--- START OF Material supplied ---
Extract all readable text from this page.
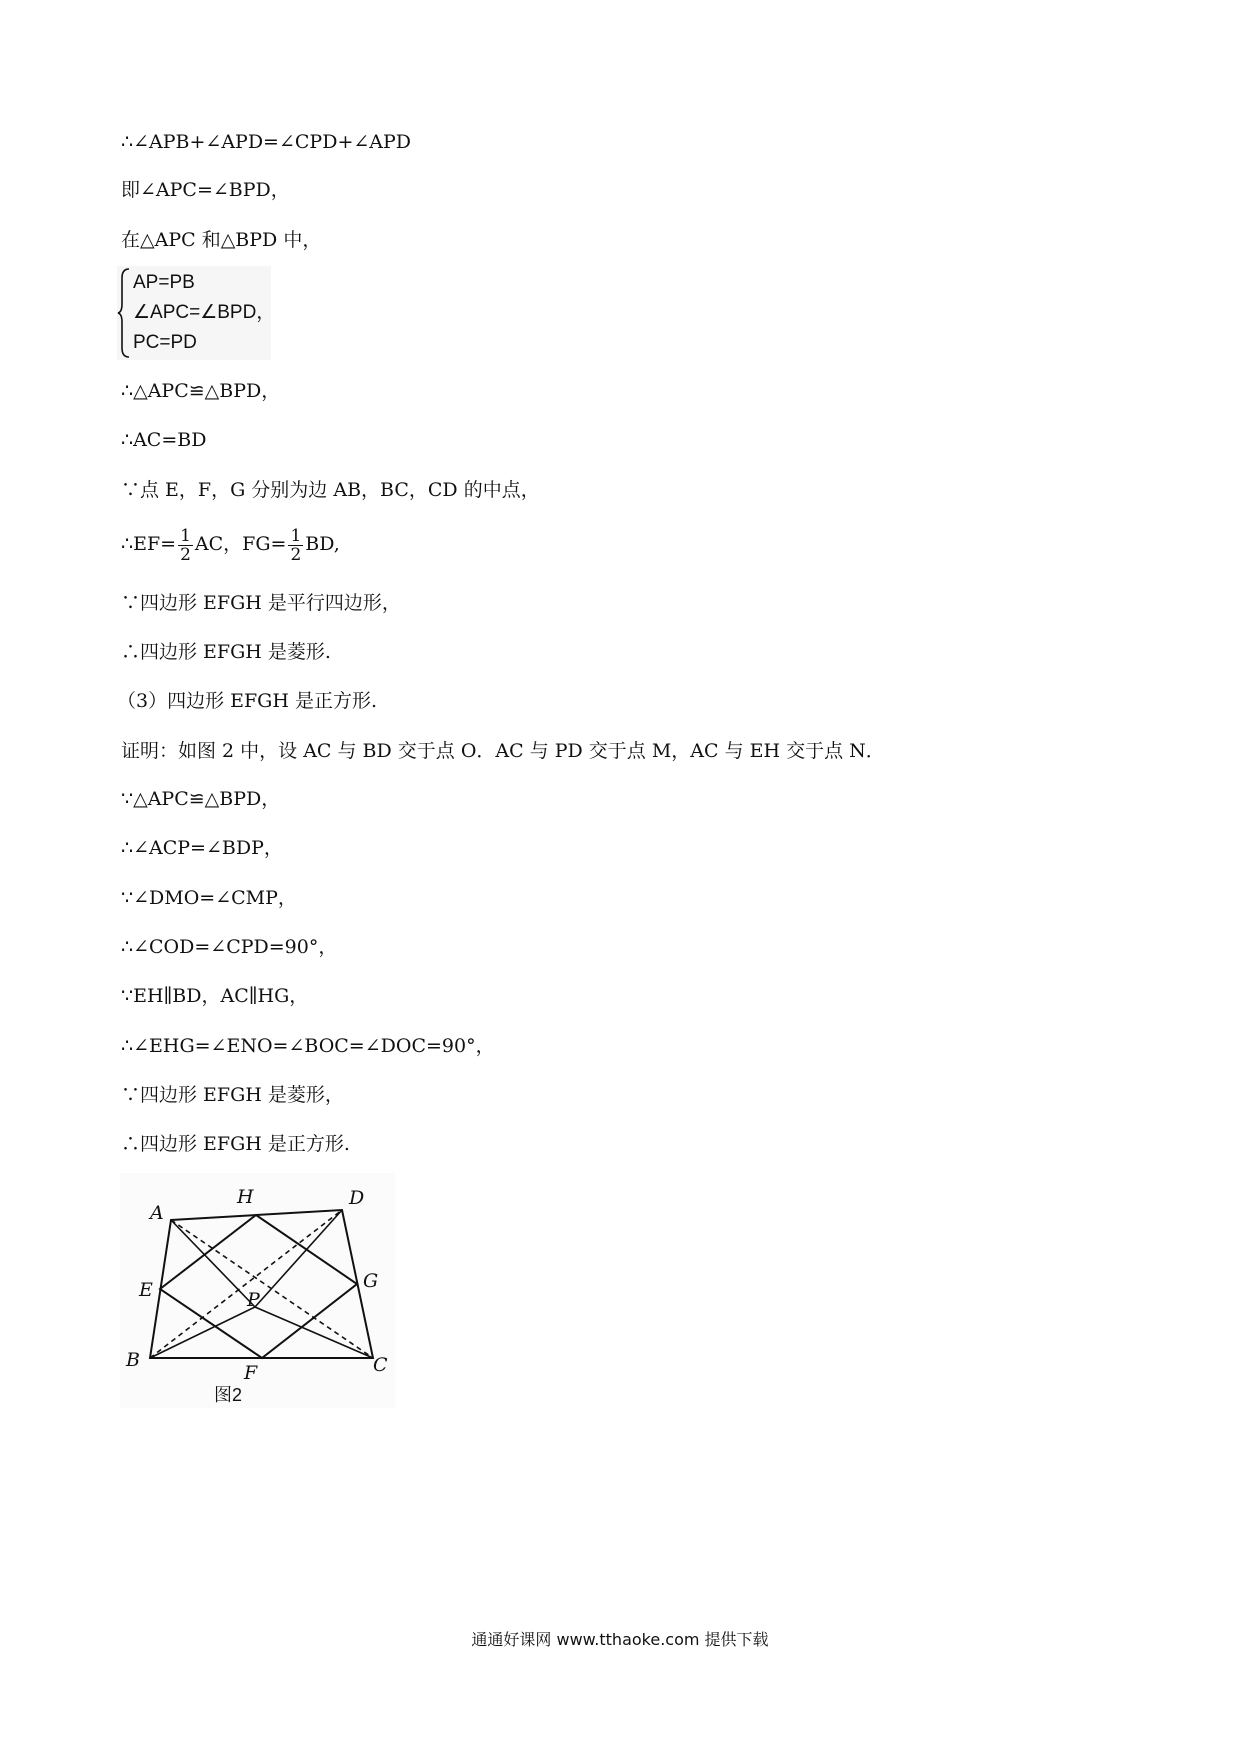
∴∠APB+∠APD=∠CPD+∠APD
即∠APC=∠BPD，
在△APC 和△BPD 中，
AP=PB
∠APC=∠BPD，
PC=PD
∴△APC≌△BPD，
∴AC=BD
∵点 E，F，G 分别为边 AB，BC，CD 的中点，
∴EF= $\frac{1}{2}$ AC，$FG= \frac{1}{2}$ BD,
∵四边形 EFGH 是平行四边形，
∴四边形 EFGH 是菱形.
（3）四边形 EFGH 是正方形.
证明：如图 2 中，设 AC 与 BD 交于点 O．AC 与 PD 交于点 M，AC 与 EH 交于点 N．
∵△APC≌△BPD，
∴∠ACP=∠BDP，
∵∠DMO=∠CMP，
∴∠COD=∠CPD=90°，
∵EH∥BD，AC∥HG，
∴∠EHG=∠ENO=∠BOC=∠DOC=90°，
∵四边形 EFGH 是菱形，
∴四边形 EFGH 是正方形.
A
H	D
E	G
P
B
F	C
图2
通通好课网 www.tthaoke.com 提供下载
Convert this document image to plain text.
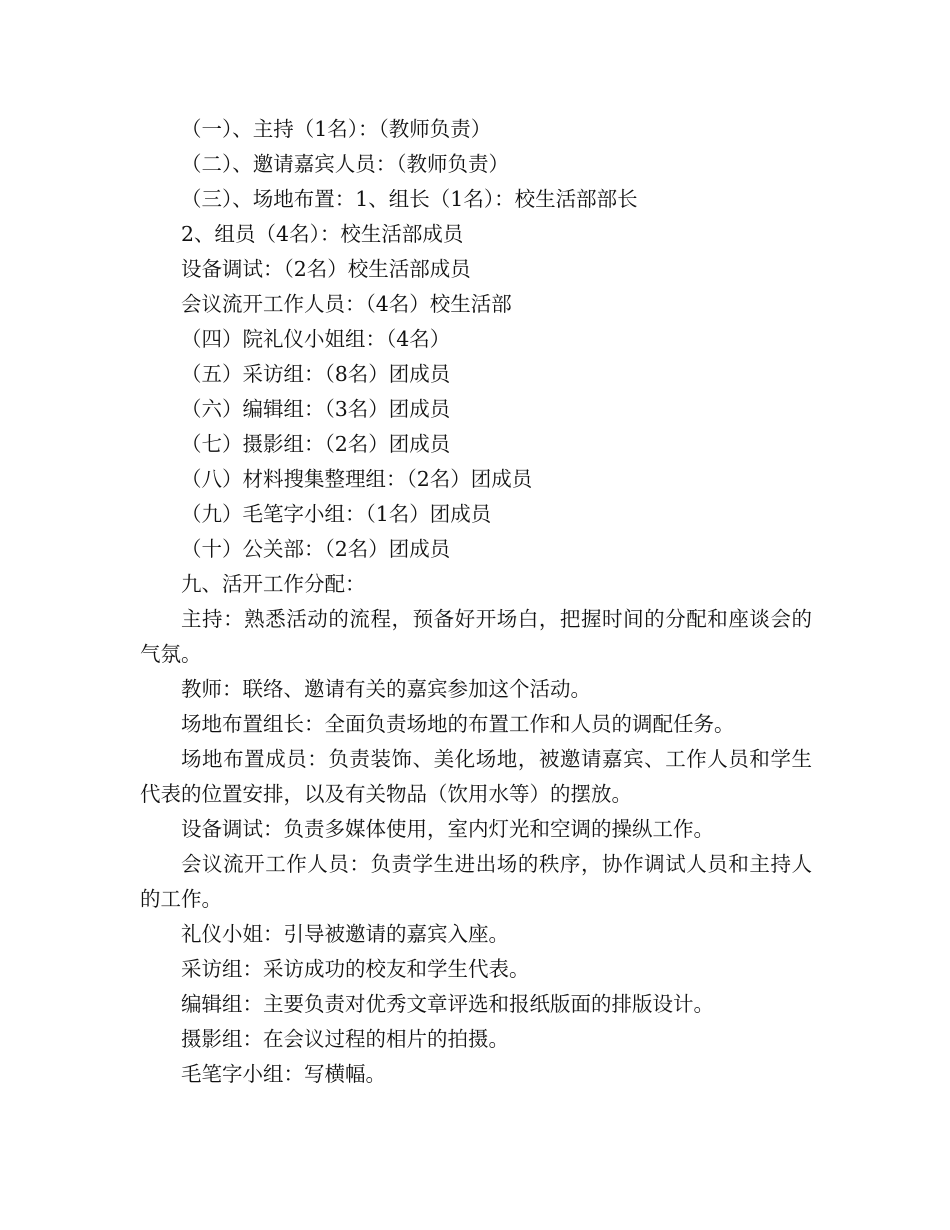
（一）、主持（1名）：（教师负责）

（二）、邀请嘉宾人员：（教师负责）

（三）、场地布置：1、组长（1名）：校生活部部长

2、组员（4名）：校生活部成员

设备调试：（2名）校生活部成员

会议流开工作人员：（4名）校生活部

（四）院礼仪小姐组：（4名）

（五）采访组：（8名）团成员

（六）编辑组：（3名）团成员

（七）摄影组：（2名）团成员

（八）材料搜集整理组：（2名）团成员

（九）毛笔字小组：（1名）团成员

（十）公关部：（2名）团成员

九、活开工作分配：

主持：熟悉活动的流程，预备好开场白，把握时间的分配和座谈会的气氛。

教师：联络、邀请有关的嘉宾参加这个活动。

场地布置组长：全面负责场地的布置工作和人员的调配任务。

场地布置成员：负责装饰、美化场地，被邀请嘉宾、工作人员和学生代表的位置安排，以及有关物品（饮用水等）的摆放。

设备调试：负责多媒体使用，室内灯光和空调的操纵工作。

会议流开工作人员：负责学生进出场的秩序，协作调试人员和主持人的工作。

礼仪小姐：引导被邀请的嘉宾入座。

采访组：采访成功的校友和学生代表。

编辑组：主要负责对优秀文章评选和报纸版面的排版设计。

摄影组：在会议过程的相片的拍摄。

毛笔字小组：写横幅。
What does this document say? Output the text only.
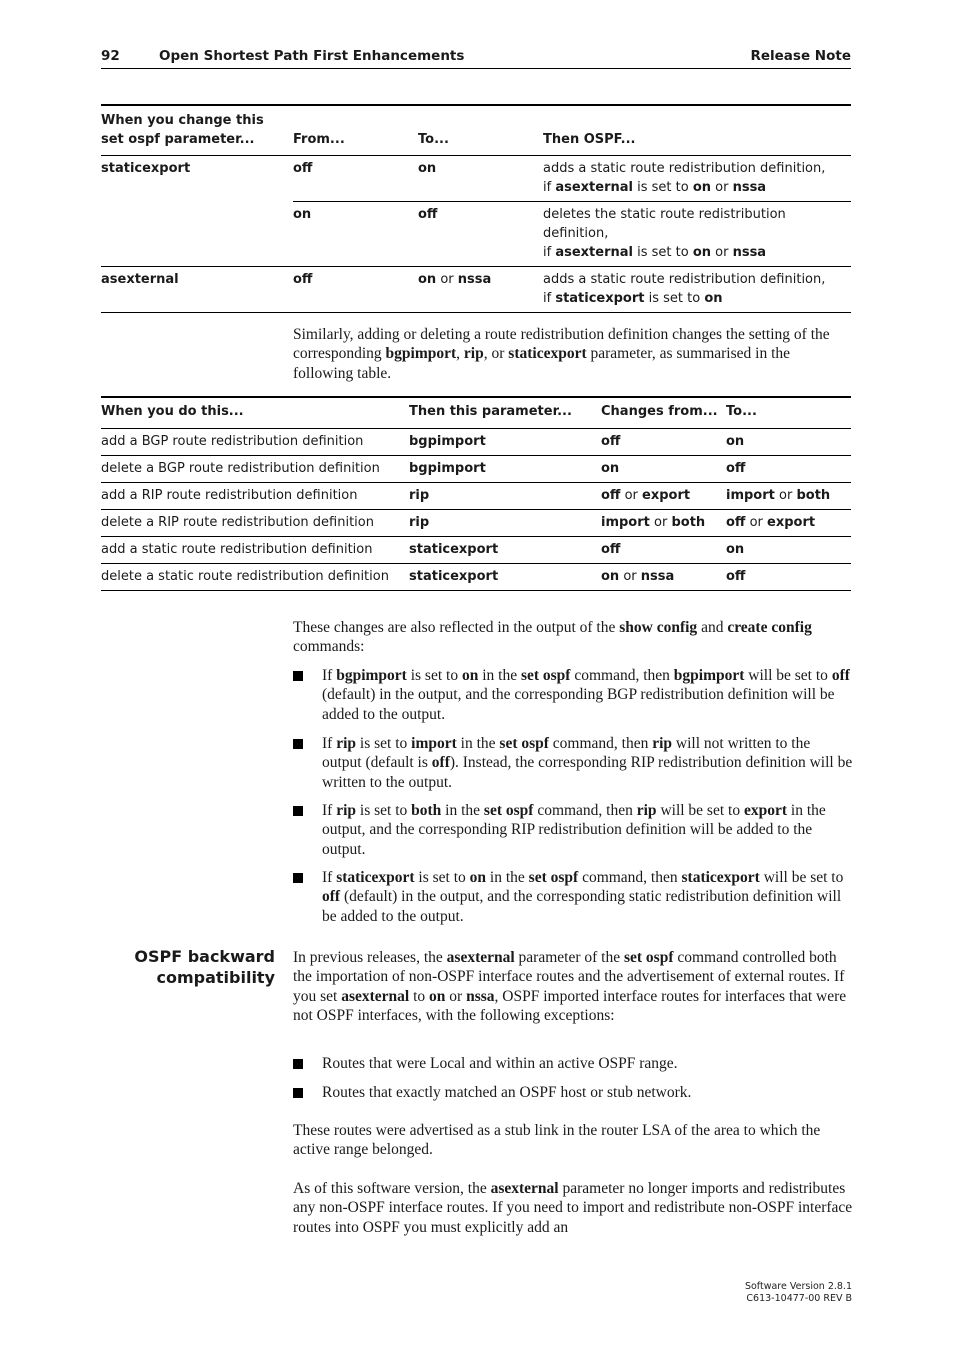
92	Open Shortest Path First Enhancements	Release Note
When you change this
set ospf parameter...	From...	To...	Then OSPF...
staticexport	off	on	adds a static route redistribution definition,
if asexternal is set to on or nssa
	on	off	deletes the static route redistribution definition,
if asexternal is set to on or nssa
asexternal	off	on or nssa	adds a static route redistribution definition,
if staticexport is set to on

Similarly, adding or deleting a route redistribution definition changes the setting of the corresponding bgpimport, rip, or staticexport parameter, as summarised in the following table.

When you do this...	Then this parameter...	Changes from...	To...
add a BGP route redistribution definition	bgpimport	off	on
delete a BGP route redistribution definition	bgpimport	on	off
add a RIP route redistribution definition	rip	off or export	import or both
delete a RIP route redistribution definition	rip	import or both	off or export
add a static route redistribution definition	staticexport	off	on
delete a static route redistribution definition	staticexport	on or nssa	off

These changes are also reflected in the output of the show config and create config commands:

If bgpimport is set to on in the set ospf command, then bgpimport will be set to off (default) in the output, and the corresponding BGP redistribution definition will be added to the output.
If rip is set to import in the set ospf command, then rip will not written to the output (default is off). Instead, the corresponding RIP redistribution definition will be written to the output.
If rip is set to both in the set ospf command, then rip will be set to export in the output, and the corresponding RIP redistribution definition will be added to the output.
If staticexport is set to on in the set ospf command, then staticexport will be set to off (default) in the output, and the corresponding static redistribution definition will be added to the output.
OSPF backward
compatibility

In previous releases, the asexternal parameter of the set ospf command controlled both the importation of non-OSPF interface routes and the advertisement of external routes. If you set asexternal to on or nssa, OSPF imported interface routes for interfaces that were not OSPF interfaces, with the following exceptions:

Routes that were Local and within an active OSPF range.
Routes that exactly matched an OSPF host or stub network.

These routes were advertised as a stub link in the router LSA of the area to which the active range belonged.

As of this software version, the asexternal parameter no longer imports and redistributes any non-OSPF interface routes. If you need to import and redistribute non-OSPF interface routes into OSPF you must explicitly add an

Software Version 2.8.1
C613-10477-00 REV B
--- END OF Material supplied ---
__Task brief__
How many lines of these entries contain the string "会议流开工作人员"? Reply with the number alone.

__Task response__
2